» Goal: Every line of the records below should be restated exactly.

» Raw records:
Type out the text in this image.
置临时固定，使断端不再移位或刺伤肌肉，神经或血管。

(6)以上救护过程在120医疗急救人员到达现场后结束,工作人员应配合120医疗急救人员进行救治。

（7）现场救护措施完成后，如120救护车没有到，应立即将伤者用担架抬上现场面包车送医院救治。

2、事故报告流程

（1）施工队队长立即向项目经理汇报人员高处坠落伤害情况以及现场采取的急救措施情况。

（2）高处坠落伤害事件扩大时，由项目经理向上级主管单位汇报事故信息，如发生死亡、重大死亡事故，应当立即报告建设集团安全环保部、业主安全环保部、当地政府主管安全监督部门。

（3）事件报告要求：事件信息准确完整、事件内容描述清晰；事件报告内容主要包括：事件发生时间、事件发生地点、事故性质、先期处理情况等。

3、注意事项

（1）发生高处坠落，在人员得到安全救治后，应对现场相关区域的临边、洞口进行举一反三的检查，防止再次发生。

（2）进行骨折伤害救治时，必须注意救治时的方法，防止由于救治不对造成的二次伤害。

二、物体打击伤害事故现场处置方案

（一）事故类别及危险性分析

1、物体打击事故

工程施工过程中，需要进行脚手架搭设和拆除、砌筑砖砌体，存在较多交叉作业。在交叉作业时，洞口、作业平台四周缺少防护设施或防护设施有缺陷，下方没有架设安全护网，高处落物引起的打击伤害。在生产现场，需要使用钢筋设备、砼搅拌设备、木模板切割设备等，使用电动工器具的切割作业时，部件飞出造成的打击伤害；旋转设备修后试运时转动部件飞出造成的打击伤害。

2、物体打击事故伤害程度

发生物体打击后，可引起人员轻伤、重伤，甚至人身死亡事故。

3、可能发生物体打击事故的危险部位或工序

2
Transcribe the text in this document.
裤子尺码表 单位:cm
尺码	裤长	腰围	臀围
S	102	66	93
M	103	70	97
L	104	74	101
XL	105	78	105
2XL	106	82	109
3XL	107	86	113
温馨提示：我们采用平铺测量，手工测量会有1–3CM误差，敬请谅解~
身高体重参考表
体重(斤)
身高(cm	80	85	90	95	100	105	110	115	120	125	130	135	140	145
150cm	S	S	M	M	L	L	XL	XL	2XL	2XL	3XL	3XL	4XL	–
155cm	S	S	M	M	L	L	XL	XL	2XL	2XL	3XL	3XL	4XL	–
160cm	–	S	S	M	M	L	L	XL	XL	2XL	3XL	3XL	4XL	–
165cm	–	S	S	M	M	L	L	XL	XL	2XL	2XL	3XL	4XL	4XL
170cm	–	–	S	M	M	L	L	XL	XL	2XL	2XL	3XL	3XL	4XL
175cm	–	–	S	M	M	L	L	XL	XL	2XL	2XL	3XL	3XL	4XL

» Output:
Type out the text in this image.
置临时固定，使断端不再移位或刺伤肌肉，神经或血管。

(6)以上救护过程在120医疗急救人员到达现场后结束,工作人员应配合120医疗急救人员进行救治。

（7）现场救护措施完成后，如120救护车没有到，应立即将伤者用担架抬上现场面包车送医院救治。

2、事故报告流程

（1）施工队队长立即向项目经理汇报人员高处坠落伤害情况以及现场采取的急救措施情况。

（2）高处坠落伤害事件扩大时，由项目经理向上级主管单位汇报事故信息，如发生死亡、重大死亡事故，应当立即报告建设集团安全环保部、业主安全环保部、当地政府主管安全监督部门。

（3）事件报告要求：事件信息准确完整、事件内容描述清晰；事件报告内容主要包括：事件发生时间、事件发生地点、事故性质、先期处理情况等。

3、注意事项

（1）发生高处坠落，在人员得到安全救治后，应对现场相关区域的临边、洞口进行举一反三的检查，防止再次发生。

（2）进行骨折伤害救治时，必须注意救治时的方法，防止由于救治不对造成的二次伤害。

二、物体打击伤害事故现场处置方案

（一）事故类别及危险性分析

1、物体打击事故

工程施工过程中，需要进行脚手架搭设和拆除、砌筑砖砌体，存在较多交叉作业。在交叉作业时，洞口、作业平台四周缺少防护设施或防护设施有缺陷，下方没有架设安全护网，高处落物引起的打击伤害。在生产现场，需要使用钢筋设备、砼搅拌设备、木模板切割设备等，使用电动工器具的切割作业时，部件飞出造成的打击伤害；旋转设备修后试运时转动部件飞出造成的打击伤害。

2、物体打击事故伤害程度

发生物体打击后，可引起人员轻伤、重伤，甚至人身死亡事故。

3、可能发生物体打击事故的危险部位或工序

2
Transcribe the text in this document.
裤子尺码表 单位:cm
尺码	裤长	腰围	臀围
S	102	66	93
M	103	70	97
L	104	74	101
XL	105	78	105
2XL	106	82	109
3XL	107	86	113
温馨提示：我们采用平铺测量，手工测量会有1–3CM误差，敬请谅解~
身高体重参考表
体重(斤)
身高(cm	80	85	90	95	100	105	110	115	120	125	130	135	140	145
150cm	S	S	M	M	L	L	XL	XL	2XL	2XL	3XL	3XL	4XL	–
155cm	S	S	M	M	L	L	XL	XL	2XL	2XL	3XL	3XL	4XL	–
160cm	–	S	S	M	M	L	L	XL	XL	2XL	3XL	3XL	4XL	–
165cm	–	S	S	M	M	L	L	XL	XL	2XL	2XL	3XL	4XL	4XL
170cm	–	–	S	M	M	L	L	XL	XL	2XL	2XL	3XL	3XL	4XL
175cm	–	–	S	M	M	L	L	XL	XL	2XL	2XL	3XL	3XL	4XL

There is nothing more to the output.